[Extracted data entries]
-=-=-
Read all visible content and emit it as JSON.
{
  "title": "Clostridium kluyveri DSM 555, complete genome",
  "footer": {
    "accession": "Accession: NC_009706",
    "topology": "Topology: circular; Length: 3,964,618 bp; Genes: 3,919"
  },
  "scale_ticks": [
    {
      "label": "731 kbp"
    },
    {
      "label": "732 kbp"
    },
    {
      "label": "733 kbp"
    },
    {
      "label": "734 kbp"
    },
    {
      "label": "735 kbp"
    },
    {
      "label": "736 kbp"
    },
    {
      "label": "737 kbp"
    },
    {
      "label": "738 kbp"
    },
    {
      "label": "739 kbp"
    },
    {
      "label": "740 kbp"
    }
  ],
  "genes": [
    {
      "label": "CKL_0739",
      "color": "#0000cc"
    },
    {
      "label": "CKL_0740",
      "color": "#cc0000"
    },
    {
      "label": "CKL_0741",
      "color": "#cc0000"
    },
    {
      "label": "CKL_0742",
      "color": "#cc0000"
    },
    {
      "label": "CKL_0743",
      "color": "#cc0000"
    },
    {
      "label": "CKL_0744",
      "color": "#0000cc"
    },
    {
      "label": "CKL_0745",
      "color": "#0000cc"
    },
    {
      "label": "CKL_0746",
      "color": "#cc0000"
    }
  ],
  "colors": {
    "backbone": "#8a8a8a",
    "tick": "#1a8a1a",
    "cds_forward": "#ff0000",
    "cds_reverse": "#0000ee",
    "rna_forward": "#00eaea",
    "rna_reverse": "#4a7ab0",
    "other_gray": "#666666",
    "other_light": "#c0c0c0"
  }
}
-=-=-
**Work request**
Exact copies of all entries are what's needed here.

**Answer space**
Read all visible content and emit it as JSON.
{
  "title": "Clostridium kluyveri DSM 555, complete genome",
  "footer": {
    "accession": "Accession: NC_009706",
    "topology": "Topology: circular; Length: 3,964,618 bp; Genes: 3,919"
  },
  "scale_ticks": [
    {
      "label": "731 kbp"
    },
    {
      "label": "732 kbp"
    },
    {
      "label": "733 kbp"
    },
    {
      "label": "734 kbp"
    },
    {
      "label": "735 kbp"
    },
    {
      "label": "736 kbp"
    },
    {
      "label": "737 kbp"
    },
    {
      "label": "738 kbp"
    },
    {
      "label": "739 kbp"
    },
    {
      "label": "740 kbp"
    }
  ],
  "genes": [
    {
      "label": "CKL_0739",
      "color": "#0000cc"
    },
    {
      "label": "CKL_0740",
      "color": "#cc0000"
    },
    {
      "label": "CKL_0741",
      "color": "#cc0000"
    },
    {
      "label": "CKL_0742",
      "color": "#cc0000"
    },
    {
      "label": "CKL_0743",
      "color": "#cc0000"
    },
    {
      "label": "CKL_0744",
      "color": "#0000cc"
    },
    {
      "label": "CKL_0745",
      "color": "#0000cc"
    },
    {
      "label": "CKL_0746",
      "color": "#cc0000"
    }
  ],
  "colors": {
    "backbone": "#8a8a8a",
    "tick": "#1a8a1a",
    "cds_forward": "#ff0000",
    "cds_reverse": "#0000ee",
    "rna_forward": "#00eaea",
    "rna_reverse": "#4a7ab0",
    "other_gray": "#666666",
    "other_light": "#c0c0c0"
  }
}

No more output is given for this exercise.